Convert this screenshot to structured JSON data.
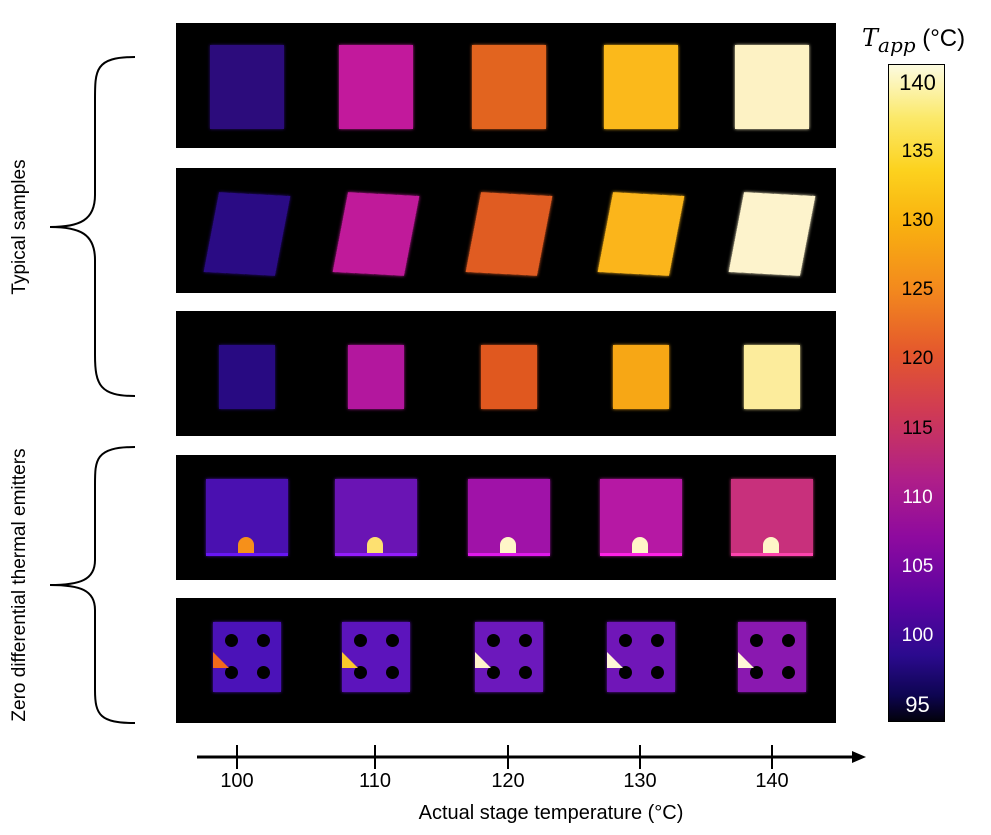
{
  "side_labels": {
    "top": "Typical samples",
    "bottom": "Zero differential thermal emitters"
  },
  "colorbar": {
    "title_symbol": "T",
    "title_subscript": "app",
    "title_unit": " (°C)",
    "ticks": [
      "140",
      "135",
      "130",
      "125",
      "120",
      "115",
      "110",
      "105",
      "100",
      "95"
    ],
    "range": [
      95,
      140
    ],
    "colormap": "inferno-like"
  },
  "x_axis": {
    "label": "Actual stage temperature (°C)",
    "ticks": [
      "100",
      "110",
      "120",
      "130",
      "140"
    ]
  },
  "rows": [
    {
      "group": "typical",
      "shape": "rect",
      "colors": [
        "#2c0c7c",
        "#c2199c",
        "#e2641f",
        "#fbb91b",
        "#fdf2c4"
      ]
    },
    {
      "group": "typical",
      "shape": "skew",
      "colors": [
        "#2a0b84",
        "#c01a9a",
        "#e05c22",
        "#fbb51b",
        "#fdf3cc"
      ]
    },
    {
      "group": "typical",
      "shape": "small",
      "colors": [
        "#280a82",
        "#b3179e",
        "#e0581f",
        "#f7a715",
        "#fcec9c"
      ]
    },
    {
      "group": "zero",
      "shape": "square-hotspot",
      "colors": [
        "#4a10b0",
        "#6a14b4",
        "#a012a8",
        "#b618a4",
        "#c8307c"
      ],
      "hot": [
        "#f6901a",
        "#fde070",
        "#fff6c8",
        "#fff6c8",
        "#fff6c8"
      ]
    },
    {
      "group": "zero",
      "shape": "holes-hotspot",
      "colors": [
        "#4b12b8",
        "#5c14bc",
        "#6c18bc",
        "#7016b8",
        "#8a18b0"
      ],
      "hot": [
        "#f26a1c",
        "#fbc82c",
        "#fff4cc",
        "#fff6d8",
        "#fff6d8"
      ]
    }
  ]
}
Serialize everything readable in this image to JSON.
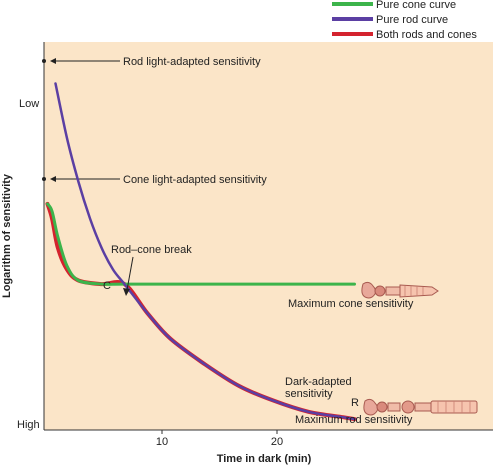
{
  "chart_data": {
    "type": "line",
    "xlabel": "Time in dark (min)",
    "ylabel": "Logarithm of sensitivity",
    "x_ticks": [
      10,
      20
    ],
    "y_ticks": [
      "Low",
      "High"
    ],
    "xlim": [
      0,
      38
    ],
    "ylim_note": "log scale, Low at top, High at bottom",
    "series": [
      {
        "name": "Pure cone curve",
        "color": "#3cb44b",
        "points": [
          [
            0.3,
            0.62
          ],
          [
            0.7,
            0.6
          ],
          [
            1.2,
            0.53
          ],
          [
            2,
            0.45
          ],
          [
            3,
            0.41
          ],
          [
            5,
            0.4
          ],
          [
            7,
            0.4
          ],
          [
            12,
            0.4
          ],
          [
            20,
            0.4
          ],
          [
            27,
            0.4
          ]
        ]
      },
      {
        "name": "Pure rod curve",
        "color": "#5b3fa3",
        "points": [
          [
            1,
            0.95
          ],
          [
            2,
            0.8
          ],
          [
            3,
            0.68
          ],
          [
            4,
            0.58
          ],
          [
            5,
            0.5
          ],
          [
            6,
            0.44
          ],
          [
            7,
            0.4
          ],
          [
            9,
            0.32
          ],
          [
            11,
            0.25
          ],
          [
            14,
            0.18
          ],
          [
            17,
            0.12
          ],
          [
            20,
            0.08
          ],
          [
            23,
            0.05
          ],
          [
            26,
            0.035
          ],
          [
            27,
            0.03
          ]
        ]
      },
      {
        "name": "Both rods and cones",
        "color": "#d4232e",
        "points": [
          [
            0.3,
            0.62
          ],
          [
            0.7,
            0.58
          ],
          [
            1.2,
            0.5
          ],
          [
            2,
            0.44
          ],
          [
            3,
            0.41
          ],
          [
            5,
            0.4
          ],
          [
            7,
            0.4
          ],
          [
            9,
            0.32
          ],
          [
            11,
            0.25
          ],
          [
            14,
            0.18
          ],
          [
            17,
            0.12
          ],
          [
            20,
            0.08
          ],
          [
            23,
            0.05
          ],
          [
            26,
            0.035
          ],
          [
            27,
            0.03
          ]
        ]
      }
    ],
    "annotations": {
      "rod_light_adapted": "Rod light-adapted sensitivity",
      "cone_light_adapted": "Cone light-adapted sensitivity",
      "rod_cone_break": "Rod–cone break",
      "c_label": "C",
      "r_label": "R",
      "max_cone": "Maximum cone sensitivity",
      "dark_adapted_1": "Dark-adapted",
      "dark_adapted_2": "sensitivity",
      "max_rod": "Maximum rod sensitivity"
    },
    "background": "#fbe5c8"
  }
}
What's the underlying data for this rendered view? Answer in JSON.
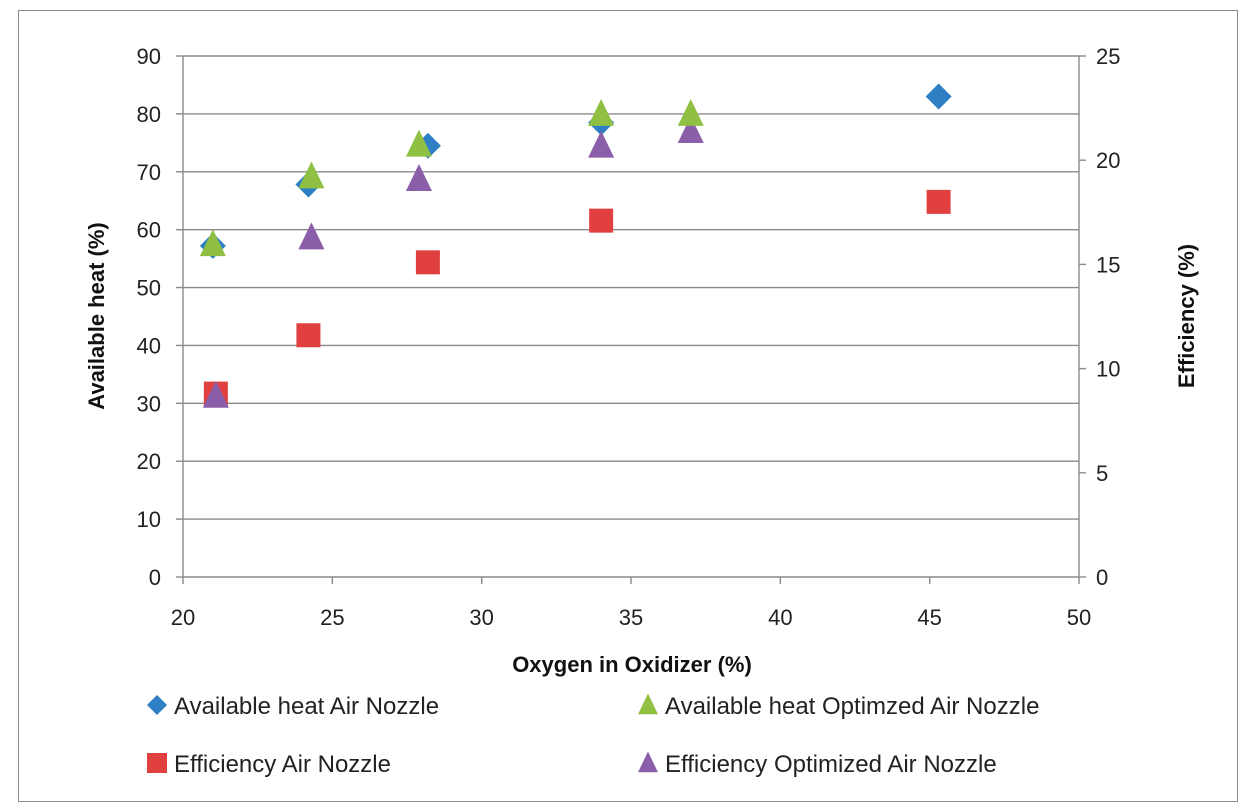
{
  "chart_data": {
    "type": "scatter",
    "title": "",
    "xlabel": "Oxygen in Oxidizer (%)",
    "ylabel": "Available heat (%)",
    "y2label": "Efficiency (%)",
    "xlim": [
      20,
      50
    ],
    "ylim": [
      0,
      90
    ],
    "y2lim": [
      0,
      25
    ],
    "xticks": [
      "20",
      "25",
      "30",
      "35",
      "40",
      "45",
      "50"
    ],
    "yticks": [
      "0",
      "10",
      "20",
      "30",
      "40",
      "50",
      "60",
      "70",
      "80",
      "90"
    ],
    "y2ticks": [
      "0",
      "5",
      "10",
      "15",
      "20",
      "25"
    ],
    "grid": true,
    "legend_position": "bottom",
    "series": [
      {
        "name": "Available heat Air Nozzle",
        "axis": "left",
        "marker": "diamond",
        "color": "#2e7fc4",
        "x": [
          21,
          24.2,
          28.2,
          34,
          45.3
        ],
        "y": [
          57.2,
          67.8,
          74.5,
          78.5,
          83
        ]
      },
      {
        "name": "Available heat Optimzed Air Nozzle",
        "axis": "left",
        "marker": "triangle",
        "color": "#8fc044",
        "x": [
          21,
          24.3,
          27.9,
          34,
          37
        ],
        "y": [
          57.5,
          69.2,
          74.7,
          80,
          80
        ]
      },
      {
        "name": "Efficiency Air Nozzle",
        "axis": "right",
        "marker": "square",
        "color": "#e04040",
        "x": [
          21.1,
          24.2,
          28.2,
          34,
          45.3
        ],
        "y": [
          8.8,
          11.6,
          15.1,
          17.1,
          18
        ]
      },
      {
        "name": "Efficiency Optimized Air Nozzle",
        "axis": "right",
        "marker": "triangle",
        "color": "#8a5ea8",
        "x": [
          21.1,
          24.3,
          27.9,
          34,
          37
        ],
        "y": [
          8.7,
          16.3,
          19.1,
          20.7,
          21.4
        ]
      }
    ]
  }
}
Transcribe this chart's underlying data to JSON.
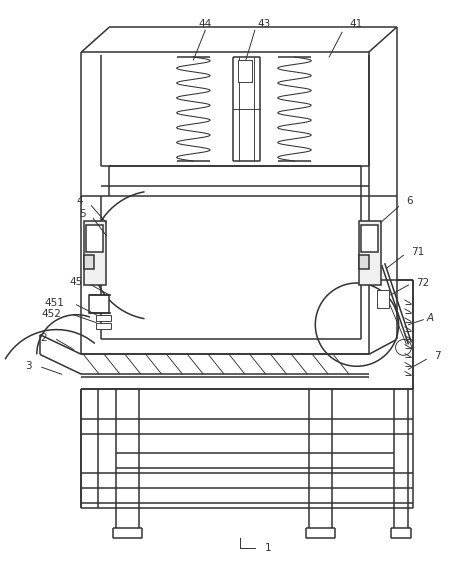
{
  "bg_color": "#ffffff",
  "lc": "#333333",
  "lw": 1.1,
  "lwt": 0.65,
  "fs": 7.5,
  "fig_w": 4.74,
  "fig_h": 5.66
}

Directive =
Exclude the pictures and transcribe all of the entries exactly.

Response to the exercise =
Convert this screenshot to structured JSON data.
{
  "side_labels": {
    "top": "Typical samples",
    "bottom": "Zero differential thermal emitters"
  },
  "colorbar": {
    "title_symbol": "T",
    "title_subscript": "app",
    "title_unit": " (°C)",
    "ticks": [
      "140",
      "135",
      "130",
      "125",
      "120",
      "115",
      "110",
      "105",
      "100",
      "95"
    ],
    "range": [
      95,
      140
    ],
    "colormap": "inferno-like"
  },
  "x_axis": {
    "label": "Actual stage temperature (°C)",
    "ticks": [
      "100",
      "110",
      "120",
      "130",
      "140"
    ]
  },
  "rows": [
    {
      "group": "typical",
      "shape": "rect",
      "colors": [
        "#2c0c7c",
        "#c2199c",
        "#e2641f",
        "#fbb91b",
        "#fdf2c4"
      ]
    },
    {
      "group": "typical",
      "shape": "skew",
      "colors": [
        "#2a0b84",
        "#c01a9a",
        "#e05c22",
        "#fbb51b",
        "#fdf3cc"
      ]
    },
    {
      "group": "typical",
      "shape": "small",
      "colors": [
        "#280a82",
        "#b3179e",
        "#e0581f",
        "#f7a715",
        "#fcec9c"
      ]
    },
    {
      "group": "zero",
      "shape": "square-hotspot",
      "colors": [
        "#4a10b0",
        "#6a14b4",
        "#a012a8",
        "#b618a4",
        "#c8307c"
      ],
      "hot": [
        "#f6901a",
        "#fde070",
        "#fff6c8",
        "#fff6c8",
        "#fff6c8"
      ]
    },
    {
      "group": "zero",
      "shape": "holes-hotspot",
      "colors": [
        "#4b12b8",
        "#5c14bc",
        "#6c18bc",
        "#7016b8",
        "#8a18b0"
      ],
      "hot": [
        "#f26a1c",
        "#fbc82c",
        "#fff4cc",
        "#fff6d8",
        "#fff6d8"
      ]
    }
  ]
}
Serialize everything readable in this image to JSON.
{
  "chart_data": {
    "type": "line",
    "xlabel": "Time in dark (min)",
    "ylabel": "Logarithm of sensitivity",
    "x_ticks": [
      10,
      20
    ],
    "y_ticks": [
      "Low",
      "High"
    ],
    "xlim": [
      0,
      38
    ],
    "ylim_note": "log scale, Low at top, High at bottom",
    "series": [
      {
        "name": "Pure cone curve",
        "color": "#3cb44b",
        "points": [
          [
            0.3,
            0.62
          ],
          [
            0.7,
            0.6
          ],
          [
            1.2,
            0.53
          ],
          [
            2,
            0.45
          ],
          [
            3,
            0.41
          ],
          [
            5,
            0.4
          ],
          [
            7,
            0.4
          ],
          [
            12,
            0.4
          ],
          [
            20,
            0.4
          ],
          [
            27,
            0.4
          ]
        ]
      },
      {
        "name": "Pure rod curve",
        "color": "#5b3fa3",
        "points": [
          [
            1,
            0.95
          ],
          [
            2,
            0.8
          ],
          [
            3,
            0.68
          ],
          [
            4,
            0.58
          ],
          [
            5,
            0.5
          ],
          [
            6,
            0.44
          ],
          [
            7,
            0.4
          ],
          [
            9,
            0.32
          ],
          [
            11,
            0.25
          ],
          [
            14,
            0.18
          ],
          [
            17,
            0.12
          ],
          [
            20,
            0.08
          ],
          [
            23,
            0.05
          ],
          [
            26,
            0.035
          ],
          [
            27,
            0.03
          ]
        ]
      },
      {
        "name": "Both rods and cones",
        "color": "#d4232e",
        "points": [
          [
            0.3,
            0.62
          ],
          [
            0.7,
            0.58
          ],
          [
            1.2,
            0.5
          ],
          [
            2,
            0.44
          ],
          [
            3,
            0.41
          ],
          [
            5,
            0.4
          ],
          [
            7,
            0.4
          ],
          [
            9,
            0.32
          ],
          [
            11,
            0.25
          ],
          [
            14,
            0.18
          ],
          [
            17,
            0.12
          ],
          [
            20,
            0.08
          ],
          [
            23,
            0.05
          ],
          [
            26,
            0.035
          ],
          [
            27,
            0.03
          ]
        ]
      }
    ],
    "annotations": {
      "rod_light_adapted": "Rod light-adapted sensitivity",
      "cone_light_adapted": "Cone light-adapted sensitivity",
      "rod_cone_break": "Rod–cone break",
      "c_label": "C",
      "r_label": "R",
      "max_cone": "Maximum cone sensitivity",
      "dark_adapted_1": "Dark-adapted",
      "dark_adapted_2": "sensitivity",
      "max_rod": "Maximum rod sensitivity"
    },
    "background": "#fbe5c8"
  }
}
What's the underlying data for this rendered view? Answer in JSON.
{
  "chart_data": {
    "type": "scatter",
    "title": "",
    "xlabel": "Oxygen in Oxidizer (%)",
    "ylabel": "Available heat (%)",
    "y2label": "Efficiency (%)",
    "xlim": [
      20,
      50
    ],
    "ylim": [
      0,
      90
    ],
    "y2lim": [
      0,
      25
    ],
    "xticks": [
      "20",
      "25",
      "30",
      "35",
      "40",
      "45",
      "50"
    ],
    "yticks": [
      "0",
      "10",
      "20",
      "30",
      "40",
      "50",
      "60",
      "70",
      "80",
      "90"
    ],
    "y2ticks": [
      "0",
      "5",
      "10",
      "15",
      "20",
      "25"
    ],
    "grid": true,
    "legend_position": "bottom",
    "series": [
      {
        "name": "Available heat Air Nozzle",
        "axis": "left",
        "marker": "diamond",
        "color": "#2e7fc4",
        "x": [
          21,
          24.2,
          28.2,
          34,
          45.3
        ],
        "y": [
          57.2,
          67.8,
          74.5,
          78.5,
          83
        ]
      },
      {
        "name": "Available heat Optimzed Air Nozzle",
        "axis": "left",
        "marker": "triangle",
        "color": "#8fc044",
        "x": [
          21,
          24.3,
          27.9,
          34,
          37
        ],
        "y": [
          57.5,
          69.2,
          74.7,
          80,
          80
        ]
      },
      {
        "name": "Efficiency Air Nozzle",
        "axis": "right",
        "marker": "square",
        "color": "#e04040",
        "x": [
          21.1,
          24.2,
          28.2,
          34,
          45.3
        ],
        "y": [
          8.8,
          11.6,
          15.1,
          17.1,
          18
        ]
      },
      {
        "name": "Efficiency Optimized Air Nozzle",
        "axis": "right",
        "marker": "triangle",
        "color": "#8a5ea8",
        "x": [
          21.1,
          24.3,
          27.9,
          34,
          37
        ],
        "y": [
          8.7,
          16.3,
          19.1,
          20.7,
          21.4
        ]
      }
    ]
  }
}
Transcribe this chart's underlying data to JSON.
{
  "bg_color": "#ffffff",
  "lc": "#333333",
  "lw": 1.1,
  "lwt": 0.65,
  "fs": 7.5,
  "fig_w": 4.74,
  "fig_h": 5.66
}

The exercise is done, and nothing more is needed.